▶ _Work to be completed_: Search the listing below for the string "당기순이익" and show each line that contains it.

= = = = = = =

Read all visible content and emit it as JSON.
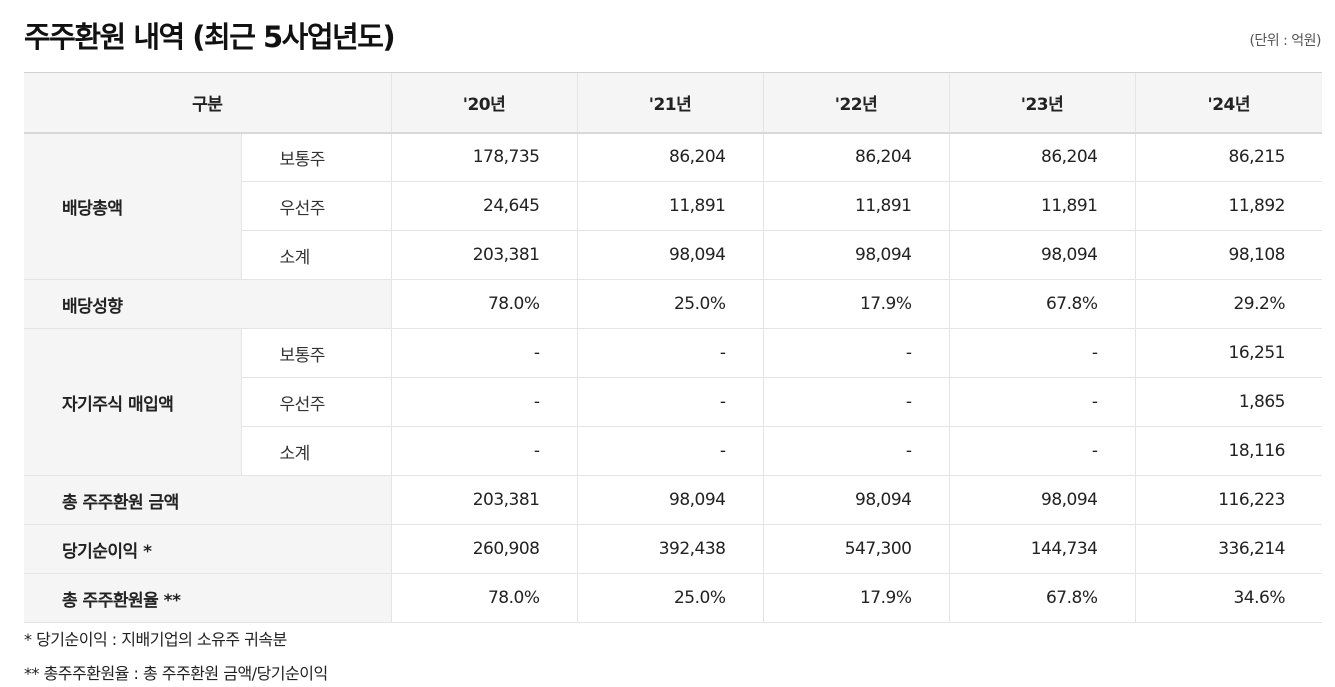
{
  "title": "주주환원 내역 (최근 5사업년도)",
  "unit": "(단위 : 억원)",
  "table": {
    "header": {
      "category": "구분",
      "years": [
        "'20년",
        "'21년",
        "'22년",
        "'23년",
        "'24년"
      ]
    },
    "dividend": {
      "label": "배당총액",
      "rows": [
        {
          "sub": "보통주",
          "values": [
            "178,735",
            "86,204",
            "86,204",
            "86,204",
            "86,215"
          ]
        },
        {
          "sub": "우선주",
          "values": [
            "24,645",
            "11,891",
            "11,891",
            "11,891",
            "11,892"
          ]
        },
        {
          "sub": "소계",
          "values": [
            "203,381",
            "98,094",
            "98,094",
            "98,094",
            "98,108"
          ]
        }
      ]
    },
    "payout": {
      "label": "배당성향",
      "values": [
        "78.0%",
        "25.0%",
        "17.9%",
        "67.8%",
        "29.2%"
      ]
    },
    "buyback": {
      "label": "자기주식 매입액",
      "rows": [
        {
          "sub": "보통주",
          "values": [
            "-",
            "-",
            "-",
            "-",
            "16,251"
          ]
        },
        {
          "sub": "우선주",
          "values": [
            "-",
            "-",
            "-",
            "-",
            "1,865"
          ]
        },
        {
          "sub": "소계",
          "values": [
            "-",
            "-",
            "-",
            "-",
            "18,116"
          ]
        }
      ]
    },
    "total_return": {
      "label": "총 주주환원 금액",
      "values": [
        "203,381",
        "98,094",
        "98,094",
        "98,094",
        "116,223"
      ]
    },
    "net_income": {
      "label": "당기순이익 *",
      "values": [
        "260,908",
        "392,438",
        "547,300",
        "144,734",
        "336,214"
      ]
    },
    "return_ratio": {
      "label": "총 주주환원율 **",
      "values": [
        "78.0%",
        "25.0%",
        "17.9%",
        "67.8%",
        "34.6%"
      ]
    }
  },
  "notes": [
    "* 당기순이익 : 지배기업의 소유주 귀속분",
    "** 총주주환원율 : 총 주주환원 금액/당기순이익"
  ]
}
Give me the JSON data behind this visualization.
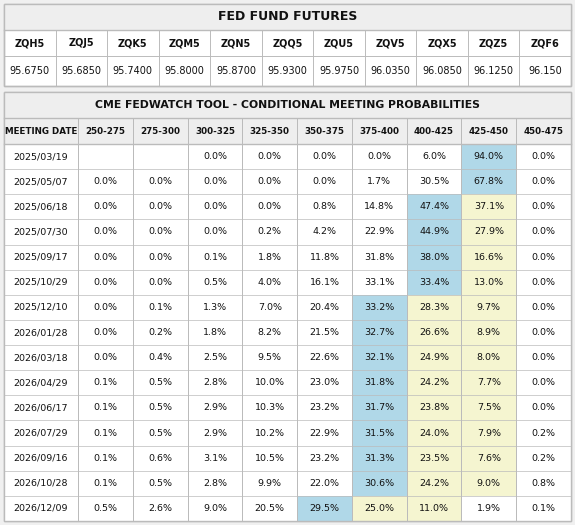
{
  "title1": "FED FUND FUTURES",
  "futures_headers": [
    "ZQH5",
    "ZQJ5",
    "ZQK5",
    "ZQM5",
    "ZQN5",
    "ZQQ5",
    "ZQU5",
    "ZQV5",
    "ZQX5",
    "ZQZ5",
    "ZQF6"
  ],
  "futures_values": [
    "95.6750",
    "95.6850",
    "95.7400",
    "95.8000",
    "95.8700",
    "95.9300",
    "95.9750",
    "96.0350",
    "96.0850",
    "96.1250",
    "96.150"
  ],
  "title2": "CME FEDWATCH TOOL - CONDITIONAL MEETING PROBABILITIES",
  "col_headers": [
    "MEETING DATE",
    "250-275",
    "275-300",
    "300-325",
    "325-350",
    "350-375",
    "375-400",
    "400-425",
    "425-450",
    "450-475"
  ],
  "rows": [
    [
      "2025/03/19",
      "",
      "",
      "0.0%",
      "0.0%",
      "0.0%",
      "0.0%",
      "6.0%",
      "94.0%",
      "0.0%"
    ],
    [
      "2025/05/07",
      "0.0%",
      "0.0%",
      "0.0%",
      "0.0%",
      "0.0%",
      "1.7%",
      "30.5%",
      "67.8%",
      "0.0%"
    ],
    [
      "2025/06/18",
      "0.0%",
      "0.0%",
      "0.0%",
      "0.0%",
      "0.8%",
      "14.8%",
      "47.4%",
      "37.1%",
      "0.0%"
    ],
    [
      "2025/07/30",
      "0.0%",
      "0.0%",
      "0.0%",
      "0.2%",
      "4.2%",
      "22.9%",
      "44.9%",
      "27.9%",
      "0.0%"
    ],
    [
      "2025/09/17",
      "0.0%",
      "0.0%",
      "0.1%",
      "1.8%",
      "11.8%",
      "31.8%",
      "38.0%",
      "16.6%",
      "0.0%"
    ],
    [
      "2025/10/29",
      "0.0%",
      "0.0%",
      "0.5%",
      "4.0%",
      "16.1%",
      "33.1%",
      "33.4%",
      "13.0%",
      "0.0%"
    ],
    [
      "2025/12/10",
      "0.0%",
      "0.1%",
      "1.3%",
      "7.0%",
      "20.4%",
      "33.2%",
      "28.3%",
      "9.7%",
      "0.0%"
    ],
    [
      "2026/01/28",
      "0.0%",
      "0.2%",
      "1.8%",
      "8.2%",
      "21.5%",
      "32.7%",
      "26.6%",
      "8.9%",
      "0.0%"
    ],
    [
      "2026/03/18",
      "0.0%",
      "0.4%",
      "2.5%",
      "9.5%",
      "22.6%",
      "32.1%",
      "24.9%",
      "8.0%",
      "0.0%"
    ],
    [
      "2026/04/29",
      "0.1%",
      "0.5%",
      "2.8%",
      "10.0%",
      "23.0%",
      "31.8%",
      "24.2%",
      "7.7%",
      "0.0%"
    ],
    [
      "2026/06/17",
      "0.1%",
      "0.5%",
      "2.9%",
      "10.3%",
      "23.2%",
      "31.7%",
      "23.8%",
      "7.5%",
      "0.0%"
    ],
    [
      "2026/07/29",
      "0.1%",
      "0.5%",
      "2.9%",
      "10.2%",
      "22.9%",
      "31.5%",
      "24.0%",
      "7.9%",
      "0.2%"
    ],
    [
      "2026/09/16",
      "0.1%",
      "0.6%",
      "3.1%",
      "10.5%",
      "23.2%",
      "31.3%",
      "23.5%",
      "7.6%",
      "0.2%"
    ],
    [
      "2026/10/28",
      "0.1%",
      "0.5%",
      "2.8%",
      "9.9%",
      "22.0%",
      "30.6%",
      "24.2%",
      "9.0%",
      "0.8%"
    ],
    [
      "2026/12/09",
      "0.5%",
      "2.6%",
      "9.0%",
      "20.5%",
      "29.5%",
      "25.0%",
      "11.0%",
      "1.9%",
      "0.1%"
    ]
  ],
  "cell_highlights": [
    [
      null,
      null,
      null,
      null,
      null,
      null,
      null,
      null,
      "blue",
      null
    ],
    [
      null,
      null,
      null,
      null,
      null,
      null,
      null,
      null,
      "blue",
      null
    ],
    [
      null,
      null,
      null,
      null,
      null,
      null,
      null,
      "blue",
      "yellow",
      null
    ],
    [
      null,
      null,
      null,
      null,
      null,
      null,
      null,
      "blue",
      "yellow",
      null
    ],
    [
      null,
      null,
      null,
      null,
      null,
      null,
      null,
      "blue",
      "yellow",
      null
    ],
    [
      null,
      null,
      null,
      null,
      null,
      null,
      null,
      "blue",
      "yellow",
      null
    ],
    [
      null,
      null,
      null,
      null,
      null,
      null,
      "blue",
      "yellow",
      "yellow",
      null
    ],
    [
      null,
      null,
      null,
      null,
      null,
      null,
      "blue",
      "yellow",
      "yellow",
      null
    ],
    [
      null,
      null,
      null,
      null,
      null,
      null,
      "blue",
      "yellow",
      "yellow",
      null
    ],
    [
      null,
      null,
      null,
      null,
      null,
      null,
      "blue",
      "yellow",
      "yellow",
      null
    ],
    [
      null,
      null,
      null,
      null,
      null,
      null,
      "blue",
      "yellow",
      "yellow",
      null
    ],
    [
      null,
      null,
      null,
      null,
      null,
      null,
      "blue",
      "yellow",
      "yellow",
      null
    ],
    [
      null,
      null,
      null,
      null,
      null,
      null,
      "blue",
      "yellow",
      "yellow",
      null
    ],
    [
      null,
      null,
      null,
      null,
      null,
      null,
      "blue",
      "yellow",
      "yellow",
      null
    ],
    [
      null,
      null,
      null,
      null,
      null,
      "blue",
      "yellow",
      "yellow",
      null,
      null
    ]
  ],
  "blue_color": "#b0d8e8",
  "yellow_color": "#f5f5d0",
  "bg_color": "#f0f0f0",
  "cell_bg": "#ffffff",
  "border_color": "#bbbbbb",
  "text_color": "#111111",
  "header_bg": "#eeeeee"
}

= = = = = = =

▶ _Expected answer_:
      "label": "당기순이익 *",
    "* 당기순이익 : 지배기업의 소유주 귀속분",
    "** 총주주환원율 : 총 주주환원 금액/당기순이익"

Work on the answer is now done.